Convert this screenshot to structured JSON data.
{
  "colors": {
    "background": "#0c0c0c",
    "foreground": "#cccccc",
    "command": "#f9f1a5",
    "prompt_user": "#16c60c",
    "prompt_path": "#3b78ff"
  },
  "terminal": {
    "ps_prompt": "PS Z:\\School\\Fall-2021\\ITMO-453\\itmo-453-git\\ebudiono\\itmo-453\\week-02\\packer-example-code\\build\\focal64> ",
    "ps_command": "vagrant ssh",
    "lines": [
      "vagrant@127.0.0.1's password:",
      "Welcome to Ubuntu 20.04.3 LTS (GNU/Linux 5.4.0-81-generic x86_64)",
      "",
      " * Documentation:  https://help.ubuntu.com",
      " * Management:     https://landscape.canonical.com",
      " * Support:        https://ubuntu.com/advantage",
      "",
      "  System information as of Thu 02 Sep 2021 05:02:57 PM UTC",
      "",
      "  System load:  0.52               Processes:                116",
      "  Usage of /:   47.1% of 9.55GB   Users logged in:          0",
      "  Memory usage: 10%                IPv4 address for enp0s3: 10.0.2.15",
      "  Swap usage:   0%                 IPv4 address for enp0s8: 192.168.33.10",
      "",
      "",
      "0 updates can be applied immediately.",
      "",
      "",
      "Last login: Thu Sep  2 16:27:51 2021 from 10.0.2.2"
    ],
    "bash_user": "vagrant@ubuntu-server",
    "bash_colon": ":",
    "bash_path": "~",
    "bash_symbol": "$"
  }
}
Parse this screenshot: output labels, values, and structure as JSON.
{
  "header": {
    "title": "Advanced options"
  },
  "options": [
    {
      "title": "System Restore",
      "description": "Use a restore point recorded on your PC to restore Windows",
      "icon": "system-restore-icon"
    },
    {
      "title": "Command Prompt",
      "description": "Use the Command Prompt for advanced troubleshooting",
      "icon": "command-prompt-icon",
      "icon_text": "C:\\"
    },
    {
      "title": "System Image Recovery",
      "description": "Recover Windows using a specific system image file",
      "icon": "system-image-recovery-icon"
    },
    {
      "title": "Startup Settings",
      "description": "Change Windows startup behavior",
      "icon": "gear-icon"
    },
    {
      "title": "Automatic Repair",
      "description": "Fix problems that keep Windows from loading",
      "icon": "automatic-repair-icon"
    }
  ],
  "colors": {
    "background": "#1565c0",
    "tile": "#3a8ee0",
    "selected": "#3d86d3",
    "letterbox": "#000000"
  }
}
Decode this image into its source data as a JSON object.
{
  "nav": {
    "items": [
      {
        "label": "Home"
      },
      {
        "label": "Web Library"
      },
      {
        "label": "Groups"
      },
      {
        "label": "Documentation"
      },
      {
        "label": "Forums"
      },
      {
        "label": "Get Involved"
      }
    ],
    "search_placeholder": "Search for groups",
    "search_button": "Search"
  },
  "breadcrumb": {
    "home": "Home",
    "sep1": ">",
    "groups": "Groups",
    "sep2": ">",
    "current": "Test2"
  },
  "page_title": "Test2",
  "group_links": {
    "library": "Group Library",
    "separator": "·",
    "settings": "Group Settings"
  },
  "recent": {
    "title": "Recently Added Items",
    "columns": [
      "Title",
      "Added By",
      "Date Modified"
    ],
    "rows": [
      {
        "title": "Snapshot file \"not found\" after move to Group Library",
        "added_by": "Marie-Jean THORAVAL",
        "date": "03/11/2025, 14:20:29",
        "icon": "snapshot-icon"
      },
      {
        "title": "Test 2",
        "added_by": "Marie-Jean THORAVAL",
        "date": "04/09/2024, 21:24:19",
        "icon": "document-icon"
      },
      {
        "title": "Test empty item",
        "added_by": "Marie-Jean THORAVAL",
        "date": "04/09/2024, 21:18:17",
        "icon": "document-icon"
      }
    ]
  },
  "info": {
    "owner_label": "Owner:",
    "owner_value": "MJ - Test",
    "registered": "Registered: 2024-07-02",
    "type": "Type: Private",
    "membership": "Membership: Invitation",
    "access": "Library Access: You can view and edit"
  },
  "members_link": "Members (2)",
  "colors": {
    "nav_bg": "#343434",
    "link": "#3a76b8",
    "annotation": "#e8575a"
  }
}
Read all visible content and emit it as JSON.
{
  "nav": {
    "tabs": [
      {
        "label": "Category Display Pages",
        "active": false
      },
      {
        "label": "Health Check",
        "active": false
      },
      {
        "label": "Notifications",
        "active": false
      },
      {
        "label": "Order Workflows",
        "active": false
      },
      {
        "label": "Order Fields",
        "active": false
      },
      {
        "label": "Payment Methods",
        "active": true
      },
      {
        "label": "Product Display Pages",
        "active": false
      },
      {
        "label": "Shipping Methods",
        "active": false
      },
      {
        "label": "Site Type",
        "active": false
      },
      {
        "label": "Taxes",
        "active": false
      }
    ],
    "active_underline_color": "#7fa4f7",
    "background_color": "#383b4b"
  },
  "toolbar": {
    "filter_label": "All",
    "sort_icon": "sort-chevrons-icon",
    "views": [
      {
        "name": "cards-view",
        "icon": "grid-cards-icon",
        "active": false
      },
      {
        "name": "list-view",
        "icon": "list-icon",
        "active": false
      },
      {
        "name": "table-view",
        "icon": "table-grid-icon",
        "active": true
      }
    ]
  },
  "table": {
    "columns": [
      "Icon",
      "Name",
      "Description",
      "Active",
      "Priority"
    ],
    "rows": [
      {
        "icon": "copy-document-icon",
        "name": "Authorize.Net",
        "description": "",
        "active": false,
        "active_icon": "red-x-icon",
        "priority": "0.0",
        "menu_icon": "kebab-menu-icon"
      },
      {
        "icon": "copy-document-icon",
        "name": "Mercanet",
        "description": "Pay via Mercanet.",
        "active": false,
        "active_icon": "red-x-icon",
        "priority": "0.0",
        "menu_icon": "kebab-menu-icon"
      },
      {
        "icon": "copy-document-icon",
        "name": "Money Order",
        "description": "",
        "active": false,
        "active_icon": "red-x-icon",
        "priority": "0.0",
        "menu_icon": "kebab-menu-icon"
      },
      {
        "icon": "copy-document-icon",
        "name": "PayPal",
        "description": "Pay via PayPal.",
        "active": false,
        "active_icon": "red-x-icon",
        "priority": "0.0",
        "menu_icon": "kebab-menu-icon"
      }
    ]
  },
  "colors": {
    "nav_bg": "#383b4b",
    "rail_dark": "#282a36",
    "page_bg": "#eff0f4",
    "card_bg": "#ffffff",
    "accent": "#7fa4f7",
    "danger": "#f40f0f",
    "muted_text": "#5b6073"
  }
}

******

** Short task **
Copy every line that includes the string "vagrant" from the material above.

** Final result **
    "ps_command": "vagrant ssh",
      "vagrant@127.0.0.1's password:",
    "bash_user": "vagrant@ubuntu-server",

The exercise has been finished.